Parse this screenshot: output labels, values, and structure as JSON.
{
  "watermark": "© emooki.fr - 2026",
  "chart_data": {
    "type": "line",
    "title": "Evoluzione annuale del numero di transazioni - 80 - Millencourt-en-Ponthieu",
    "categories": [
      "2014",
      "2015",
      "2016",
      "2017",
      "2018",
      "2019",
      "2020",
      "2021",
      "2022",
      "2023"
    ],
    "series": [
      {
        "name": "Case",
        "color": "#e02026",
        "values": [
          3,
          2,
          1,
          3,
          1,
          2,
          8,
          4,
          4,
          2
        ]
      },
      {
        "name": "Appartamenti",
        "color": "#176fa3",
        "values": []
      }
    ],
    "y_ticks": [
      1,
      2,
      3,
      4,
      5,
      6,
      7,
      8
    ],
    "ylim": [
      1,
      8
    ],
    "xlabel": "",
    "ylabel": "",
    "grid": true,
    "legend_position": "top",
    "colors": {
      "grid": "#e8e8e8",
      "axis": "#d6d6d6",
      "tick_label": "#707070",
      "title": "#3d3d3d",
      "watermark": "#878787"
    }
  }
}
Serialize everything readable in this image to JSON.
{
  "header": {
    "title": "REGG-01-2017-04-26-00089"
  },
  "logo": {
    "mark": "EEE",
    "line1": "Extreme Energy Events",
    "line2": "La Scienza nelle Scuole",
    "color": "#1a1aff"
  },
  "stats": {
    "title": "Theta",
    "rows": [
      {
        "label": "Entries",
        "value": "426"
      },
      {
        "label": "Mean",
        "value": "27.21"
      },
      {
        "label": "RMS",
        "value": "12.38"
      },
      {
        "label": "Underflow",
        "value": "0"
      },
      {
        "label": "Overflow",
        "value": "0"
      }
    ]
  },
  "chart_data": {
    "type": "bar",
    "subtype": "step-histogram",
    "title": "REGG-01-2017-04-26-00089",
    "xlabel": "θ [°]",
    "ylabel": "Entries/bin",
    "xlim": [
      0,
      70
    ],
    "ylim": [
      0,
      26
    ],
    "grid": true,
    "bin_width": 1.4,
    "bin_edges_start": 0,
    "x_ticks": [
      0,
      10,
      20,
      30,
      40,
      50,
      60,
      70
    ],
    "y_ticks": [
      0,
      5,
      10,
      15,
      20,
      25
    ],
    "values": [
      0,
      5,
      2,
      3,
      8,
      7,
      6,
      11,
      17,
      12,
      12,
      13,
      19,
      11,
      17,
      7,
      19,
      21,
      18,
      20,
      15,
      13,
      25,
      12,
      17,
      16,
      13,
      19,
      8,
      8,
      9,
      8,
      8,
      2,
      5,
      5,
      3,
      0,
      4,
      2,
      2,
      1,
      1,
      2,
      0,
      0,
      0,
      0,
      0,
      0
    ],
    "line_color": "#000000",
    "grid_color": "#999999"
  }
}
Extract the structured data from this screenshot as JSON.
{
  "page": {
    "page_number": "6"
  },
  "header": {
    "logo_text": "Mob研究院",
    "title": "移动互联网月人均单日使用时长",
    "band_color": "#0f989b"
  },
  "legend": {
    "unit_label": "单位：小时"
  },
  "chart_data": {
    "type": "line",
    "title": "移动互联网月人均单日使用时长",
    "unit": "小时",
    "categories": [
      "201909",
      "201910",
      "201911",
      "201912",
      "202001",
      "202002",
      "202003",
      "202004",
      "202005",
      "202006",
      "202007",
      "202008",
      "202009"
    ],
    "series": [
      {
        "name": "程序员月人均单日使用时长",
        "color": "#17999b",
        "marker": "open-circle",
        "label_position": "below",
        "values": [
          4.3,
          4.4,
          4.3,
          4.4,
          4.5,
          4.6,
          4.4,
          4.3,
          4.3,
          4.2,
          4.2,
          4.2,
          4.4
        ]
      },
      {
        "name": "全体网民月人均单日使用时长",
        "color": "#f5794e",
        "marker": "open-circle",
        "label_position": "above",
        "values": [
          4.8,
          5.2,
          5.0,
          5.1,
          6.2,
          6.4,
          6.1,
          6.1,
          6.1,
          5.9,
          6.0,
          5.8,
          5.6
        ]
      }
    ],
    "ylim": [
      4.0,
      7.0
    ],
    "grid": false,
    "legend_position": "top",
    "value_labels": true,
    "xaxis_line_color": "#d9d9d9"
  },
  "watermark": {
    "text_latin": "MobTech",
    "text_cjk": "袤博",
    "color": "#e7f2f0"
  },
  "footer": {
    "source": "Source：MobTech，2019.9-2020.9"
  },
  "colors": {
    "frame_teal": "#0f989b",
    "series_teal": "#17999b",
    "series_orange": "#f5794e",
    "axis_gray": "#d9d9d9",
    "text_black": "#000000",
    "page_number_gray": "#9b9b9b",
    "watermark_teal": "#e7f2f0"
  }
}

-------------------------

| REQUEST |
Repeat each of the entries above precisely as given.

| EXERCISE RESPONSE |
Parse this screenshot: output labels, values, and structure as JSON.
{
  "watermark": "© emooki.fr - 2026",
  "chart_data": {
    "type": "line",
    "title": "Evoluzione annuale del numero di transazioni - 80 - Millencourt-en-Ponthieu",
    "categories": [
      "2014",
      "2015",
      "2016",
      "2017",
      "2018",
      "2019",
      "2020",
      "2021",
      "2022",
      "2023"
    ],
    "series": [
      {
        "name": "Case",
        "color": "#e02026",
        "values": [
          3,
          2,
          1,
          3,
          1,
          2,
          8,
          4,
          4,
          2
        ]
      },
      {
        "name": "Appartamenti",
        "color": "#176fa3",
        "values": []
      }
    ],
    "y_ticks": [
      1,
      2,
      3,
      4,
      5,
      6,
      7,
      8
    ],
    "ylim": [
      1,
      8
    ],
    "xlabel": "",
    "ylabel": "",
    "grid": true,
    "legend_position": "top",
    "colors": {
      "grid": "#e8e8e8",
      "axis": "#d6d6d6",
      "tick_label": "#707070",
      "title": "#3d3d3d",
      "watermark": "#878787"
    }
  }
}
Serialize everything readable in this image to JSON.
{
  "header": {
    "title": "REGG-01-2017-04-26-00089"
  },
  "logo": {
    "mark": "EEE",
    "line1": "Extreme Energy Events",
    "line2": "La Scienza nelle Scuole",
    "color": "#1a1aff"
  },
  "stats": {
    "title": "Theta",
    "rows": [
      {
        "label": "Entries",
        "value": "426"
      },
      {
        "label": "Mean",
        "value": "27.21"
      },
      {
        "label": "RMS",
        "value": "12.38"
      },
      {
        "label": "Underflow",
        "value": "0"
      },
      {
        "label": "Overflow",
        "value": "0"
      }
    ]
  },
  "chart_data": {
    "type": "bar",
    "subtype": "step-histogram",
    "title": "REGG-01-2017-04-26-00089",
    "xlabel": "θ [°]",
    "ylabel": "Entries/bin",
    "xlim": [
      0,
      70
    ],
    "ylim": [
      0,
      26
    ],
    "grid": true,
    "bin_width": 1.4,
    "bin_edges_start": 0,
    "x_ticks": [
      0,
      10,
      20,
      30,
      40,
      50,
      60,
      70
    ],
    "y_ticks": [
      0,
      5,
      10,
      15,
      20,
      25
    ],
    "values": [
      0,
      5,
      2,
      3,
      8,
      7,
      6,
      11,
      17,
      12,
      12,
      13,
      19,
      11,
      17,
      7,
      19,
      21,
      18,
      20,
      15,
      13,
      25,
      12,
      17,
      16,
      13,
      19,
      8,
      8,
      9,
      8,
      8,
      2,
      5,
      5,
      3,
      0,
      4,
      2,
      2,
      1,
      1,
      2,
      0,
      0,
      0,
      0,
      0,
      0
    ],
    "line_color": "#000000",
    "grid_color": "#999999"
  }
}
Extract the structured data from this screenshot as JSON.
{
  "page": {
    "page_number": "6"
  },
  "header": {
    "logo_text": "Mob研究院",
    "title": "移动互联网月人均单日使用时长",
    "band_color": "#0f989b"
  },
  "legend": {
    "unit_label": "单位：小时"
  },
  "chart_data": {
    "type": "line",
    "title": "移动互联网月人均单日使用时长",
    "unit": "小时",
    "categories": [
      "201909",
      "201910",
      "201911",
      "201912",
      "202001",
      "202002",
      "202003",
      "202004",
      "202005",
      "202006",
      "202007",
      "202008",
      "202009"
    ],
    "series": [
      {
        "name": "程序员月人均单日使用时长",
        "color": "#17999b",
        "marker": "open-circle",
        "label_position": "below",
        "values": [
          4.3,
          4.4,
          4.3,
          4.4,
          4.5,
          4.6,
          4.4,
          4.3,
          4.3,
          4.2,
          4.2,
          4.2,
          4.4
        ]
      },
      {
        "name": "全体网民月人均单日使用时长",
        "color": "#f5794e",
        "marker": "open-circle",
        "label_position": "above",
        "values": [
          4.8,
          5.2,
          5.0,
          5.1,
          6.2,
          6.4,
          6.1,
          6.1,
          6.1,
          5.9,
          6.0,
          5.8,
          5.6
        ]
      }
    ],
    "ylim": [
      4.0,
      7.0
    ],
    "grid": false,
    "legend_position": "top",
    "value_labels": true,
    "xaxis_line_color": "#d9d9d9"
  },
  "watermark": {
    "text_latin": "MobTech",
    "text_cjk": "袤博",
    "color": "#e7f2f0"
  },
  "footer": {
    "source": "Source：MobTech，2019.9-2020.9"
  },
  "colors": {
    "frame_teal": "#0f989b",
    "series_teal": "#17999b",
    "series_orange": "#f5794e",
    "axis_gray": "#d9d9d9",
    "text_black": "#000000",
    "page_number_gray": "#9b9b9b",
    "watermark_teal": "#e7f2f0"
  }
}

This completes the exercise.